→ Data items:
· · · ·
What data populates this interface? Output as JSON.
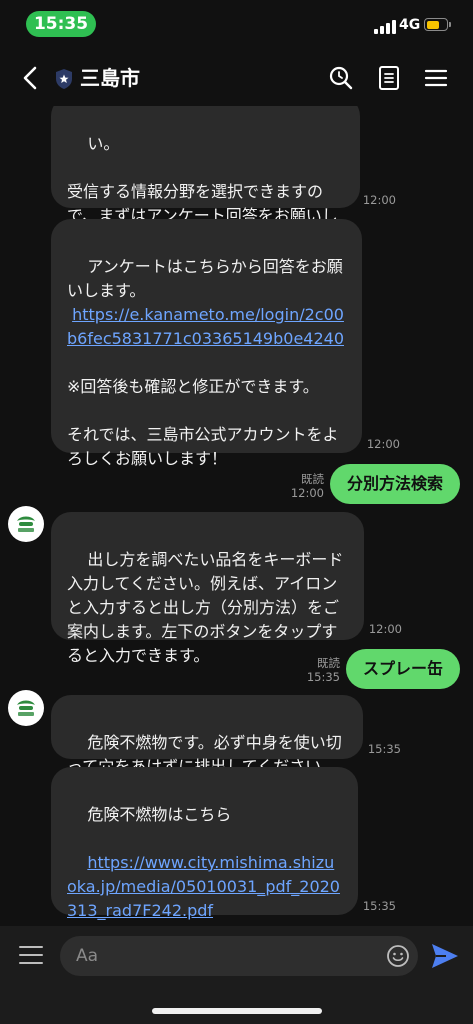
{
  "status": {
    "time": "15:35",
    "network": "4G",
    "battery_level": 0.7
  },
  "header": {
    "title": "三島市"
  },
  "messages": {
    "m1": {
      "text": "い。\n\n受信する情報分野を選択できますので、まずはアンケート回答をお願いします。",
      "time": "12:00"
    },
    "m2": {
      "text_before": "アンケートはこちらから回答をお願いします。\n ",
      "link": "https://e.kanameto.me/login/2c00b6fec5831771c03365149b0e4240",
      "text_after": "\n\n※回答後も確認と修正ができます。\n\nそれでは、三島市公式アカウントをよろしくお願いします！",
      "time": "12:00"
    },
    "s1": {
      "text": "分別方法検索",
      "read": "既読",
      "time": "12:00"
    },
    "m3": {
      "text": "出し方を調べたい品名をキーボード入力してください。例えば、アイロンと入力すると出し方（分別方法）をご案内します。左下のボタンをタップすると入力できます。",
      "time": "12:00"
    },
    "s2": {
      "text": "スプレー缶",
      "read": "既読",
      "time": "15:35"
    },
    "m4": {
      "text": "危険不燃物です。必ず中身を使い切って穴をあけずに排出してください。",
      "time": "15:35"
    },
    "m5": {
      "text": "危険不燃物はこちら",
      "link": "https://www.city.mishima.shizuoka.jp/media/05010031_pdf_2020313_rad7F242.pdf",
      "time": "15:35"
    }
  },
  "input": {
    "placeholder": "Aa"
  },
  "colors": {
    "sent_bubble": "#61d86c",
    "received_bubble": "#2b2b2b",
    "link": "#6ea5ff",
    "status_pill": "#2fbf52"
  }
}
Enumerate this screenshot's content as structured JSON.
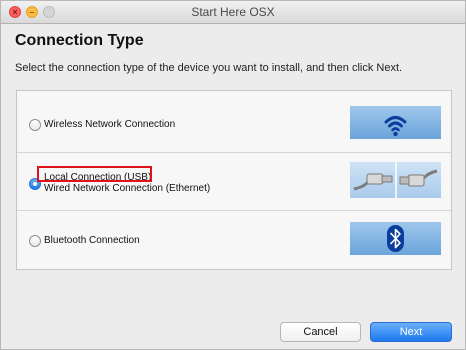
{
  "window": {
    "title": "Start Here OSX"
  },
  "page": {
    "heading": "Connection Type",
    "instruction": "Select the connection type of the device you want to install, and then click Next."
  },
  "options": [
    {
      "label": "Wireless Network Connection",
      "selected": false,
      "icon": "wifi-icon"
    },
    {
      "label": "Local Connection (USB)",
      "sublabel": "Wired Network Connection (Ethernet)",
      "selected": true,
      "icon": "usb-cable-icon",
      "highlighted": true,
      "highlight_color": "#e0121b"
    },
    {
      "label": "Bluetooth Connection",
      "selected": false,
      "icon": "bluetooth-icon"
    }
  ],
  "buttons": {
    "cancel": "Cancel",
    "next": "Next"
  },
  "colors": {
    "accent": "#1c79f0",
    "highlight": "#e0121b",
    "icon_tile": "#6aa4da"
  }
}
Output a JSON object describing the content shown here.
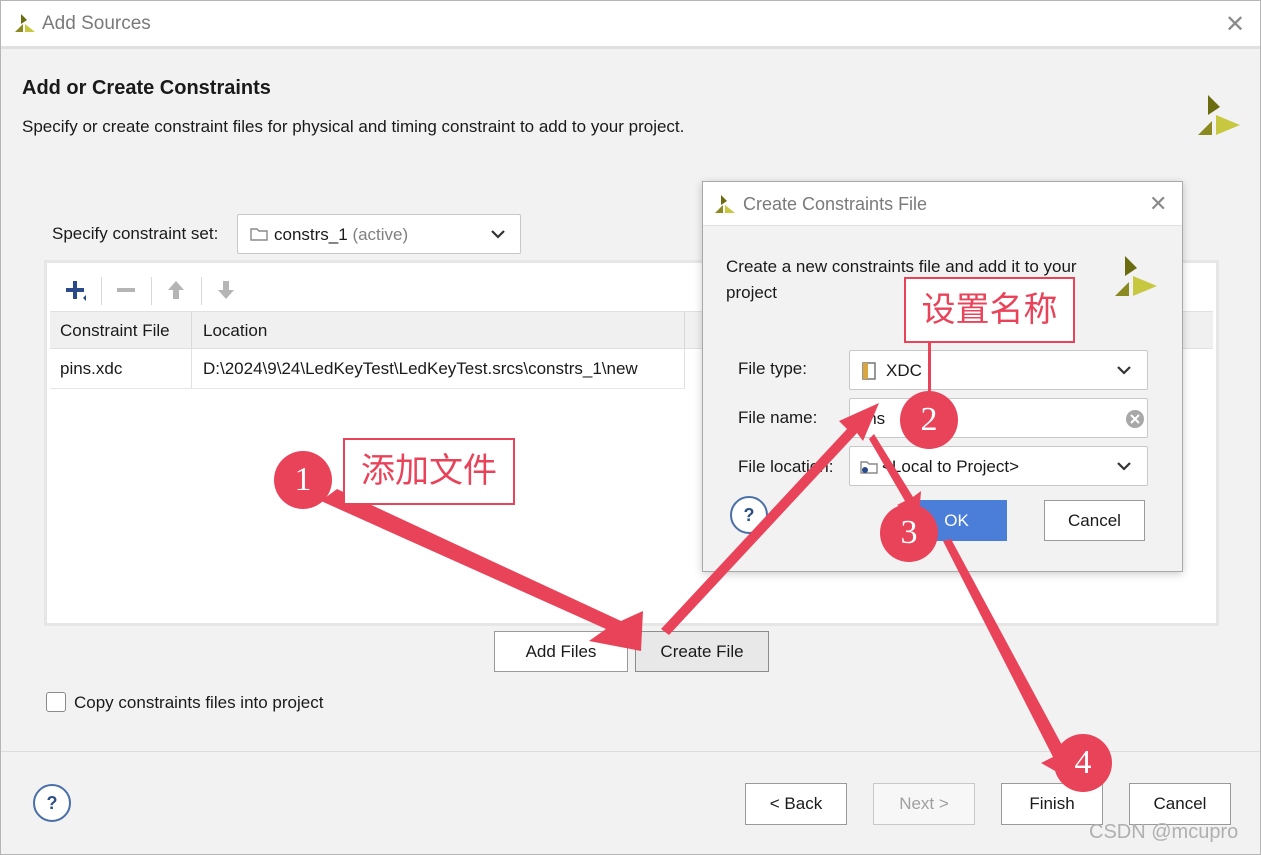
{
  "window": {
    "title": "Add Sources"
  },
  "header": {
    "title": "Add or Create Constraints",
    "subtitle": "Specify or create constraint files for physical and timing constraint to add to your project."
  },
  "constraint_set": {
    "label": "Specify constraint set:",
    "value": "constrs_1",
    "status": "(active)"
  },
  "table": {
    "columns": [
      "Constraint File",
      "Location"
    ],
    "rows": [
      {
        "file": "pins.xdc",
        "location": "D:\\2024\\9\\24\\LedKeyTest\\LedKeyTest.srcs\\constrs_1\\new"
      }
    ]
  },
  "buttons": {
    "add_files": "Add Files",
    "create_file": "Create File",
    "back": "< Back",
    "next": "Next >",
    "finish": "Finish",
    "cancel": "Cancel",
    "help": "?"
  },
  "copy_checkbox": {
    "label": "Copy constraints files into project",
    "checked": false
  },
  "dialog": {
    "title": "Create Constraints File",
    "description": "Create a new constraints file and add it to your project",
    "file_type_label": "File type:",
    "file_type_value": "XDC",
    "file_name_label": "File name:",
    "file_name_value": "pins",
    "file_location_label": "File location:",
    "file_location_value": "<Local to Project>",
    "ok": "OK",
    "cancel": "Cancel",
    "help": "?"
  },
  "annotations": {
    "step1": "1",
    "step2": "2",
    "step3": "3",
    "step4": "4",
    "label_add_file": "添加文件",
    "label_set_name": "设置名称"
  },
  "watermark": "CSDN @mcupro",
  "colors": {
    "annotation": "#e9435a",
    "primary_button": "#4a7ed9",
    "logo_dark": "#7a7a1a",
    "logo_light": "#c8c840"
  }
}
· · · ·
→ Directions: Verbatim reproduction of every record is required; images are left out.

→ Solution for this exercise:
What data populates this interface? Output as JSON.
{
  "status": {
    "time": "15:35",
    "network": "4G",
    "battery_level": 0.7
  },
  "header": {
    "title": "三島市"
  },
  "messages": {
    "m1": {
      "text": "い。\n\n受信する情報分野を選択できますので、まずはアンケート回答をお願いします。",
      "time": "12:00"
    },
    "m2": {
      "text_before": "アンケートはこちらから回答をお願いします。\n ",
      "link": "https://e.kanameto.me/login/2c00b6fec5831771c03365149b0e4240",
      "text_after": "\n\n※回答後も確認と修正ができます。\n\nそれでは、三島市公式アカウントをよろしくお願いします！",
      "time": "12:00"
    },
    "s1": {
      "text": "分別方法検索",
      "read": "既読",
      "time": "12:00"
    },
    "m3": {
      "text": "出し方を調べたい品名をキーボード入力してください。例えば、アイロンと入力すると出し方（分別方法）をご案内します。左下のボタンをタップすると入力できます。",
      "time": "12:00"
    },
    "s2": {
      "text": "スプレー缶",
      "read": "既読",
      "time": "15:35"
    },
    "m4": {
      "text": "危険不燃物です。必ず中身を使い切って穴をあけずに排出してください。",
      "time": "15:35"
    },
    "m5": {
      "text": "危険不燃物はこちら",
      "link": "https://www.city.mishima.shizuoka.jp/media/05010031_pdf_2020313_rad7F242.pdf",
      "time": "15:35"
    }
  },
  "input": {
    "placeholder": "Aa"
  },
  "colors": {
    "sent_bubble": "#61d86c",
    "received_bubble": "#2b2b2b",
    "link": "#6ea5ff",
    "status_pill": "#2fbf52"
  }
}
Enumerate this screenshot's content as structured JSON.
{
  "window": {
    "title": "Start Here OSX"
  },
  "page": {
    "heading": "Connection Type",
    "instruction": "Select the connection type of the device you want to install, and then click Next."
  },
  "options": [
    {
      "label": "Wireless Network Connection",
      "selected": false,
      "icon": "wifi-icon"
    },
    {
      "label": "Local Connection (USB)",
      "sublabel": "Wired Network Connection (Ethernet)",
      "selected": true,
      "icon": "usb-cable-icon",
      "highlighted": true,
      "highlight_color": "#e0121b"
    },
    {
      "label": "Bluetooth Connection",
      "selected": false,
      "icon": "bluetooth-icon"
    }
  ],
  "buttons": {
    "cancel": "Cancel",
    "next": "Next"
  },
  "colors": {
    "accent": "#1c79f0",
    "highlight": "#e0121b",
    "icon_tile": "#6aa4da"
  }
}
Output a JSON object describing the content shown here.
{
  "window": {
    "title": "Add Sources"
  },
  "header": {
    "title": "Add or Create Constraints",
    "subtitle": "Specify or create constraint files for physical and timing constraint to add to your project."
  },
  "constraint_set": {
    "label": "Specify constraint set:",
    "value": "constrs_1",
    "status": "(active)"
  },
  "table": {
    "columns": [
      "Constraint File",
      "Location"
    ],
    "rows": [
      {
        "file": "pins.xdc",
        "location": "D:\\2024\\9\\24\\LedKeyTest\\LedKeyTest.srcs\\constrs_1\\new"
      }
    ]
  },
  "buttons": {
    "add_files": "Add Files",
    "create_file": "Create File",
    "back": "< Back",
    "next": "Next >",
    "finish": "Finish",
    "cancel": "Cancel",
    "help": "?"
  },
  "copy_checkbox": {
    "label": "Copy constraints files into project",
    "checked": false
  },
  "dialog": {
    "title": "Create Constraints File",
    "description": "Create a new constraints file and add it to your project",
    "file_type_label": "File type:",
    "file_type_value": "XDC",
    "file_name_label": "File name:",
    "file_name_value": "pins",
    "file_location_label": "File location:",
    "file_location_value": "<Local to Project>",
    "ok": "OK",
    "cancel": "Cancel",
    "help": "?"
  },
  "annotations": {
    "step1": "1",
    "step2": "2",
    "step3": "3",
    "step4": "4",
    "label_add_file": "添加文件",
    "label_set_name": "设置名称"
  },
  "watermark": "CSDN @mcupro",
  "colors": {
    "annotation": "#e9435a",
    "primary_button": "#4a7ed9",
    "logo_dark": "#7a7a1a",
    "logo_light": "#c8c840"
  }
}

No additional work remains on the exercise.